Identify each line in the records below that contains the word "地上建筑面积", and copy it.

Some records

* * *

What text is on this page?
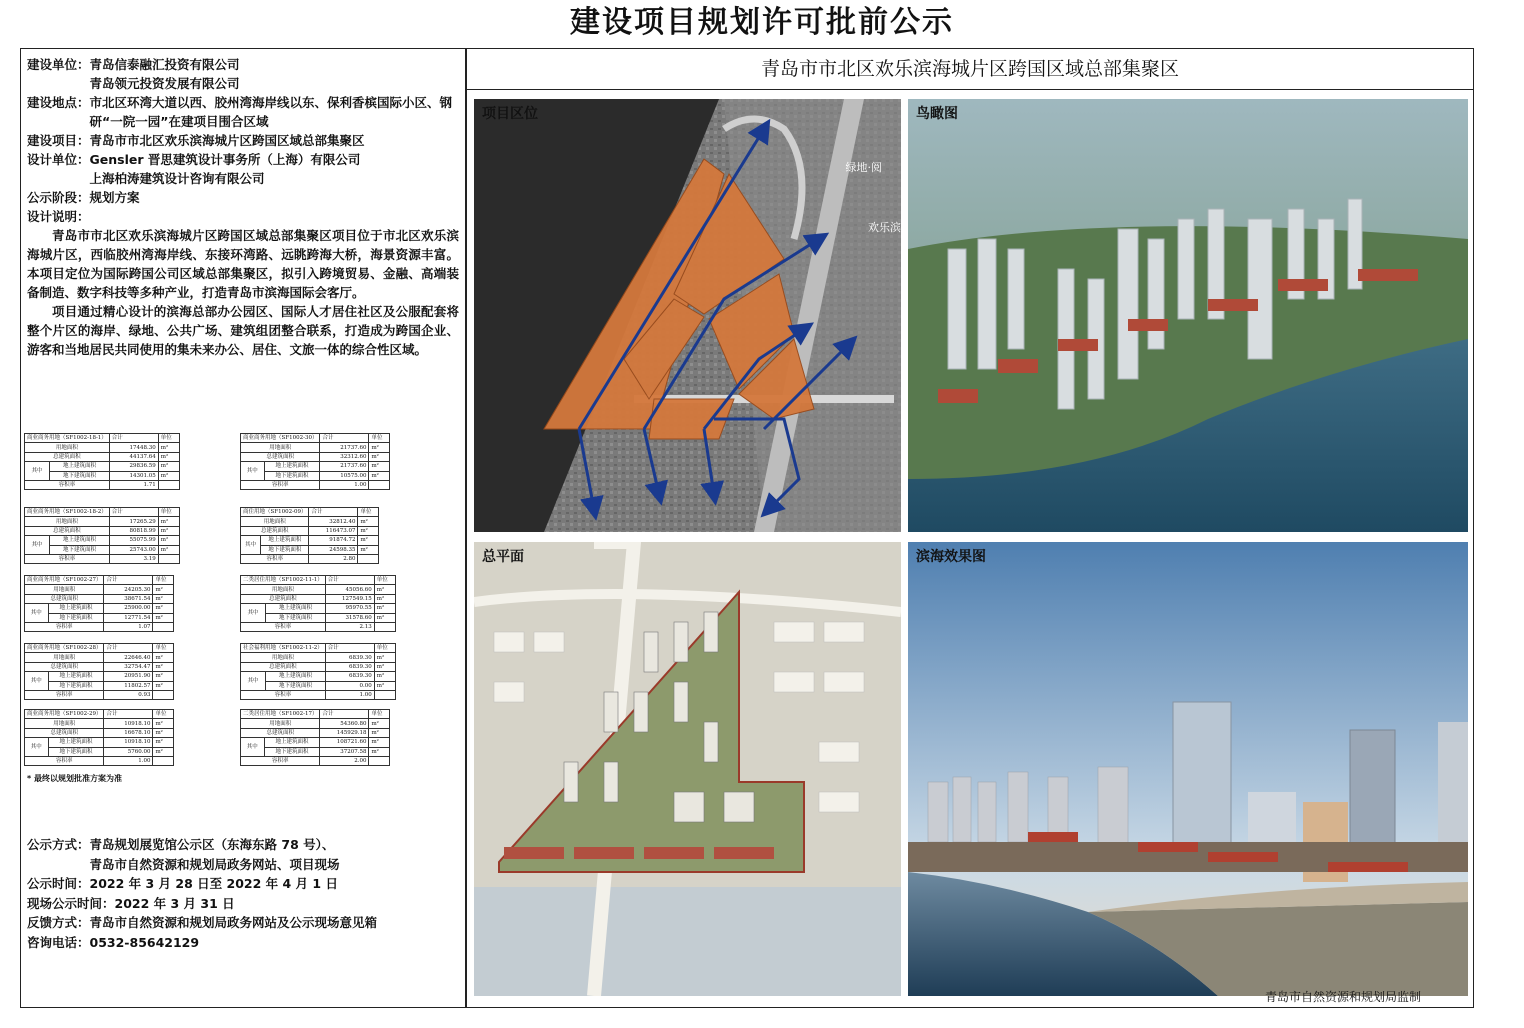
建设项目规划许可批前公示
建设单位： 青岛信泰融汇投资有限公司
青岛领元投资发展有限公司
建设地点： 市北区环湾大道以西、胶州湾海岸线以东、保利香槟国际小区、钢研“一院一园”在建项目围合区域
建设项目： 青岛市市北区欢乐滨海城片区跨国区域总部集聚区
设计单位： Gensler 晋思建筑设计事务所（上海）有限公司
上海柏涛建筑设计咨询有限公司
公示阶段： 规划方案
设计说明：

青岛市市北区欢乐滨海城片区跨国区域总部集聚区项目位于市北区欢乐滨海城片区，西临胶州湾海岸线、东接环湾路、远眺跨海大桥，海景资源丰富。本项目定位为国际跨国公司区域总部集聚区，拟引入跨境贸易、金融、高端装备制造、数字科技等多种产业，打造青岛市滨海国际会客厅。

项目通过精心设计的滨海总部办公园区、国际人才居住社区及公服配套将整个片区的海岸、绿地、公共广场、建筑组团整合联系，打造成为跨国企业、游客和当地居民共同使用的集未来办公、居住、文旅一体的综合性区域。

商业商务用地（SF1002-18-1）		合计	单位
用地面积		17448.30	m²
总建筑面积		44137.64	m²
其中	地上建筑面积	29836.59	m²
	地下建筑面积	14301.05	m²
容积率		1.71	
商业商务用地（SF1002-30）		合计	单位
用地面积		21737.60	m²
总建筑面积		32312.60	m²
其中	地上建筑面积	21737.60	m²
	地下建筑面积	10575.00	m²
容积率		1.00	
商业商务用地（SF1002-18-2）		合计	单位
用地面积		17265.29	m²
总建筑面积		80818.99	m²
其中	地上建筑面积	55075.99	m²
	地下建筑面积	25743.00	m²
容积率		3.19	
商住用地（SF1002-09）		合计	单位
用地面积		32812.40	m²
总建筑面积		116473.07	m²
其中	地上建筑面积	91874.72	m²
	地下建筑面积	24598.35	m²
容积率		2.80	
商业商务用地（SF1002-27）		合计	单位
用地面积		24205.30	m²
总建筑面积		38671.54	m²
其中	地上建筑面积	25900.00	m²
	地下建筑面积	12771.54	m²
容积率		1.07	
二类居住用地（SF1002-11-1）		合计	单位
用地面积		45056.60	m²
总建筑面积		127549.15	m²
其中	地上建筑面积	95970.55	m²
	地下建筑面积	31578.60	m²
容积率		2.13	
商业商务用地（SF1002-28）		合计	单位
用地面积		22646.40	m²
总建筑面积		32754.47	m²
其中	地上建筑面积	20951.90	m²
	地下建筑面积	11802.57	m²
容积率		0.93	
社会福利用地（SF1002-11-2）		合计	单位
用地面积		6839.30	m²
总建筑面积		6839.30	m²
其中	地上建筑面积	6839.30	m²
	地下建筑面积	0.00	m²
容积率		1.00	
商业商务用地（SF1002-29）		合计	单位
用地面积		10918.10	m²
总建筑面积		16678.10	m²
其中	地上建筑面积	10918.10	m²
	地下建筑面积	5760.00	m²
容积率		1.00	
二类居住用地（SF1002-17）		合计	单位
用地面积		54360.80	m²
总建筑面积		145929.18	m²
其中	地上建筑面积	108721.60	m²
	地下建筑面积	37207.58	m²
容积率		2.00	
* 最终以规划批准方案为准
公示方式： 青岛规划展览馆公示区（东海东路 78 号）、
青岛市自然资源和规划局政务网站、项目现场
公示时间： 2022 年 3 月 28 日至 2022 年 4 月 1 日
现场公示时间： 2022 年 3 月 31 日
反馈方式： 青岛市自然资源和规划局政务网站及公示现场意见箱
咨询电话： 0532-85642129
青岛市市北区欢乐滨海城片区跨国区域总部集聚区
项目区位
绿地·阅
欢乐滨
鸟瞰图
总平面	滨海效果图
青岛市自然资源和规划局监制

* * *

# Task solution:
其中	地上建筑面积	29836.59	m²
其中	地上建筑面积	21737.60	m²
其中	地上建筑面积	55075.99	m²
其中	地上建筑面积	91874.72	m²
其中	地上建筑面积	25900.00	m²
其中	地上建筑面积	95970.55	m²
其中	地上建筑面积	20951.90	m²
其中	地上建筑面积	6839.30	m²
其中	地上建筑面积	10918.10	m²
其中	地上建筑面积	108721.60	m²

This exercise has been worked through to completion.